Scan the material that follows. Copy every line containing the word "Гидроторф".
☆ ☆ ☆ ☆ ☆ ☆ ☆
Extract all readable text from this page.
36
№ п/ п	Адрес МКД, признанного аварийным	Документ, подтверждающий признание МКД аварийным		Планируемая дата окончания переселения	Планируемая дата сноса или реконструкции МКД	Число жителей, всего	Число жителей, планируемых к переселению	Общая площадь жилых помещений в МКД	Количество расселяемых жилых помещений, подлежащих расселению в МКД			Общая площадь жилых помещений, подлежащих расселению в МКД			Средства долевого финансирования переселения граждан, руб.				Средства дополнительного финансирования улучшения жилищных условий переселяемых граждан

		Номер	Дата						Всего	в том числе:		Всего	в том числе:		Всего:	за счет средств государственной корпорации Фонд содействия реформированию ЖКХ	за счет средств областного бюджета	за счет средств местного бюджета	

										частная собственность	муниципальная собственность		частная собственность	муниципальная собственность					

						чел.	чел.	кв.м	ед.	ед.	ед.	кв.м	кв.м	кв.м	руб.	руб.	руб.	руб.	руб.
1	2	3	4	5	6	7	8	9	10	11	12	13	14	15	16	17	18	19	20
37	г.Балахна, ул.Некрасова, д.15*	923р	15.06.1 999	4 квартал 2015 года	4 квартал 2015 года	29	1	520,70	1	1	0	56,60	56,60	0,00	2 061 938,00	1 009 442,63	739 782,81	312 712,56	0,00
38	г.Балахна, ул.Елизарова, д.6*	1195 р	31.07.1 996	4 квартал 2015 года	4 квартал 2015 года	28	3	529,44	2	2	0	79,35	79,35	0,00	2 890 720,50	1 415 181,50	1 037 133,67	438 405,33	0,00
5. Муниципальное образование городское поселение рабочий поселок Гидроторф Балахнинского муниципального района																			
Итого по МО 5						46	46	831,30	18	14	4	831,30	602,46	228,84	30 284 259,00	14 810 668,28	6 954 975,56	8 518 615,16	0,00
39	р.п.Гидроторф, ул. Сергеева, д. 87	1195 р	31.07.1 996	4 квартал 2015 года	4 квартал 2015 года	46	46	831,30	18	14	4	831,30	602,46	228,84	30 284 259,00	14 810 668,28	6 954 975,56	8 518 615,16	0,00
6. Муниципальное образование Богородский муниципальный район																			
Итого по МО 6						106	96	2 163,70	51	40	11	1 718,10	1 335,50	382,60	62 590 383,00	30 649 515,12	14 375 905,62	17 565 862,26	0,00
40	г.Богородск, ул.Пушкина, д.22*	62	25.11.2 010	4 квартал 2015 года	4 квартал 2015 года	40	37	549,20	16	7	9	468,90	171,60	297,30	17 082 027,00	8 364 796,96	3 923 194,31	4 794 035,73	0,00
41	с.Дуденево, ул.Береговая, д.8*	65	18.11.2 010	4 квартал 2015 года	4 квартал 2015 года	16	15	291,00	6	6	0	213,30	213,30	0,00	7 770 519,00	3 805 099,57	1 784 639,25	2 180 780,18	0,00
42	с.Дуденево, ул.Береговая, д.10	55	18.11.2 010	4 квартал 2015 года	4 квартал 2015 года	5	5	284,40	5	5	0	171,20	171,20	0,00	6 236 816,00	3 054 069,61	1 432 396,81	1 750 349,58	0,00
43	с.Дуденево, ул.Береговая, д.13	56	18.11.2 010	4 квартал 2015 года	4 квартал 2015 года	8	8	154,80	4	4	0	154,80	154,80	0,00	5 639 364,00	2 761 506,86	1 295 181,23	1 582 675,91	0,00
☆ ☆ ☆ ☆ ☆ ☆ ☆
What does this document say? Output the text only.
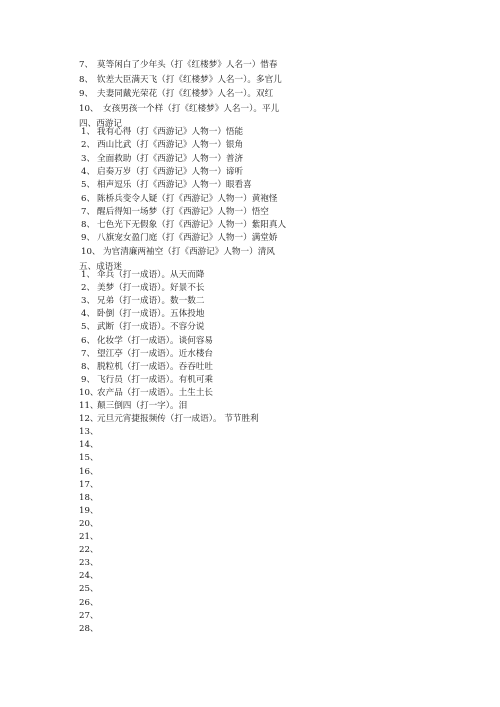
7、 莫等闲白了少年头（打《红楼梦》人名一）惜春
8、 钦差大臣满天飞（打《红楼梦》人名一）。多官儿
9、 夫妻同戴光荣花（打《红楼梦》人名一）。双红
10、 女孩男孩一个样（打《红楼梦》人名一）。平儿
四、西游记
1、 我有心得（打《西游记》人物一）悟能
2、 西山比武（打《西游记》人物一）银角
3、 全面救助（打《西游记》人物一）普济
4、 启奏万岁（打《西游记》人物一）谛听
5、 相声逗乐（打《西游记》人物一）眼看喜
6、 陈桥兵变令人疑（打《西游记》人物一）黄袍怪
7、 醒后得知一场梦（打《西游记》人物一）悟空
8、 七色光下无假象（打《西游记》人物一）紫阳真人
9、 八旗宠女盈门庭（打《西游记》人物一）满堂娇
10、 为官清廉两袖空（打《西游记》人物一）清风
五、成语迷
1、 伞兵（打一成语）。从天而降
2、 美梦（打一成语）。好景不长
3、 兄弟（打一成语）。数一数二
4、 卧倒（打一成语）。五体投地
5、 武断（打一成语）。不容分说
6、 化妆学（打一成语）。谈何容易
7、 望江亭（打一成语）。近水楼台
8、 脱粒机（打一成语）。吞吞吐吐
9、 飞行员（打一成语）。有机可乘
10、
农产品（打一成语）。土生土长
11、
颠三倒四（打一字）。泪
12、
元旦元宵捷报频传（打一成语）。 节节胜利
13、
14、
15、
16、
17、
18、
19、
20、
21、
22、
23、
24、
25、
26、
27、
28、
☆ ☆ ☆ ☆ ☆ ☆ ☆
▸ RESPONSE BELOW:
5. Муниципальное образование городское поселение рабочий поселок Гидроторф Балахнинского муниципального района																			
39	р.п.Гидроторф, ул. Сергеева, д. 87	1195 р	31.07.1 996	4 квартал 2015 года	4 квартал 2015 года	46	46	831,30	18	14	4	831,30	602,46	228,84	30 284 259,00	14 810 668,28	6 954 975,56	8 518 615,16	0,00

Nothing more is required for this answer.